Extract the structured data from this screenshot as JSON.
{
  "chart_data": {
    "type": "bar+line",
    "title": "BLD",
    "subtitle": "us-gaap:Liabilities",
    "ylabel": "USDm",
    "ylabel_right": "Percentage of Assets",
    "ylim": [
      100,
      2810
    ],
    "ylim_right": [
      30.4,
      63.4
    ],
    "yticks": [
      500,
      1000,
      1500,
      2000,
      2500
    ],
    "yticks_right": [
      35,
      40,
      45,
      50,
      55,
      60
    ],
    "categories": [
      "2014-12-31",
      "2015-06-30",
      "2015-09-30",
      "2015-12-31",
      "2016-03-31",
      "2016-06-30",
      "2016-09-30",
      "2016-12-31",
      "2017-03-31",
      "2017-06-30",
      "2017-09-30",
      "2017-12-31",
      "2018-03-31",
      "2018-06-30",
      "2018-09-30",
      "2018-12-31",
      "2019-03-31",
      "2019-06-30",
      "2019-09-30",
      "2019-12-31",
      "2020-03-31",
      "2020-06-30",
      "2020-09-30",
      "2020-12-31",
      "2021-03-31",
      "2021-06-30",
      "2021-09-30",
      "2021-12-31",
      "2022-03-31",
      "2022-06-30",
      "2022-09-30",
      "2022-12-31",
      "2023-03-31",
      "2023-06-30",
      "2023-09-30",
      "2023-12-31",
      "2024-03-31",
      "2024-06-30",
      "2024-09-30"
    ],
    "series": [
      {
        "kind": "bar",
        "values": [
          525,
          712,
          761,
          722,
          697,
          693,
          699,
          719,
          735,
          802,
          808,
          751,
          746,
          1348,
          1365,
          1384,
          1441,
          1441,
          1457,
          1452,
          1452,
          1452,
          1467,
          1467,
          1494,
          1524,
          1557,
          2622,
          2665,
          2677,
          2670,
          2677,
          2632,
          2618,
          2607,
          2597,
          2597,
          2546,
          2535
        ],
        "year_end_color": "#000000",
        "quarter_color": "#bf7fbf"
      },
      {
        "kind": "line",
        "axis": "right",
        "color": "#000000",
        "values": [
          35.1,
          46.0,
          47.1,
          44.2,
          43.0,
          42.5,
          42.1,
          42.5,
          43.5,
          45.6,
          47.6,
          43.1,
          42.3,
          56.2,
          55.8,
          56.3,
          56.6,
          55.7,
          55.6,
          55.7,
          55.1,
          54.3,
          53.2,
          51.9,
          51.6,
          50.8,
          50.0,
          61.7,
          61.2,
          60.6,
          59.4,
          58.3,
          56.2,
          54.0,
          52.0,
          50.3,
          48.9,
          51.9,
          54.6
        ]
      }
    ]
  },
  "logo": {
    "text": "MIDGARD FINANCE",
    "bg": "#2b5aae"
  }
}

——————————

EXERCISE TASK —
The entries above must be returned in full, exactly as shown.

TASK RESULT —
Extract the structured data from this screenshot as JSON.
{
  "chart_data": {
    "type": "bar+line",
    "title": "BLD",
    "subtitle": "us-gaap:Liabilities",
    "ylabel": "USDm",
    "ylabel_right": "Percentage of Assets",
    "ylim": [
      100,
      2810
    ],
    "ylim_right": [
      30.4,
      63.4
    ],
    "yticks": [
      500,
      1000,
      1500,
      2000,
      2500
    ],
    "yticks_right": [
      35,
      40,
      45,
      50,
      55,
      60
    ],
    "categories": [
      "2014-12-31",
      "2015-06-30",
      "2015-09-30",
      "2015-12-31",
      "2016-03-31",
      "2016-06-30",
      "2016-09-30",
      "2016-12-31",
      "2017-03-31",
      "2017-06-30",
      "2017-09-30",
      "2017-12-31",
      "2018-03-31",
      "2018-06-30",
      "2018-09-30",
      "2018-12-31",
      "2019-03-31",
      "2019-06-30",
      "2019-09-30",
      "2019-12-31",
      "2020-03-31",
      "2020-06-30",
      "2020-09-30",
      "2020-12-31",
      "2021-03-31",
      "2021-06-30",
      "2021-09-30",
      "2021-12-31",
      "2022-03-31",
      "2022-06-30",
      "2022-09-30",
      "2022-12-31",
      "2023-03-31",
      "2023-06-30",
      "2023-09-30",
      "2023-12-31",
      "2024-03-31",
      "2024-06-30",
      "2024-09-30"
    ],
    "series": [
      {
        "kind": "bar",
        "values": [
          525,
          712,
          761,
          722,
          697,
          693,
          699,
          719,
          735,
          802,
          808,
          751,
          746,
          1348,
          1365,
          1384,
          1441,
          1441,
          1457,
          1452,
          1452,
          1452,
          1467,
          1467,
          1494,
          1524,
          1557,
          2622,
          2665,
          2677,
          2670,
          2677,
          2632,
          2618,
          2607,
          2597,
          2597,
          2546,
          2535
        ],
        "year_end_color": "#000000",
        "quarter_color": "#bf7fbf"
      },
      {
        "kind": "line",
        "axis": "right",
        "color": "#000000",
        "values": [
          35.1,
          46.0,
          47.1,
          44.2,
          43.0,
          42.5,
          42.1,
          42.5,
          43.5,
          45.6,
          47.6,
          43.1,
          42.3,
          56.2,
          55.8,
          56.3,
          56.6,
          55.7,
          55.6,
          55.7,
          55.1,
          54.3,
          53.2,
          51.9,
          51.6,
          50.8,
          50.0,
          61.7,
          61.2,
          60.6,
          59.4,
          58.3,
          56.2,
          54.0,
          52.0,
          50.3,
          48.9,
          51.9,
          54.6
        ]
      }
    ]
  },
  "logo": {
    "text": "MIDGARD FINANCE",
    "bg": "#2b5aae"
  }
}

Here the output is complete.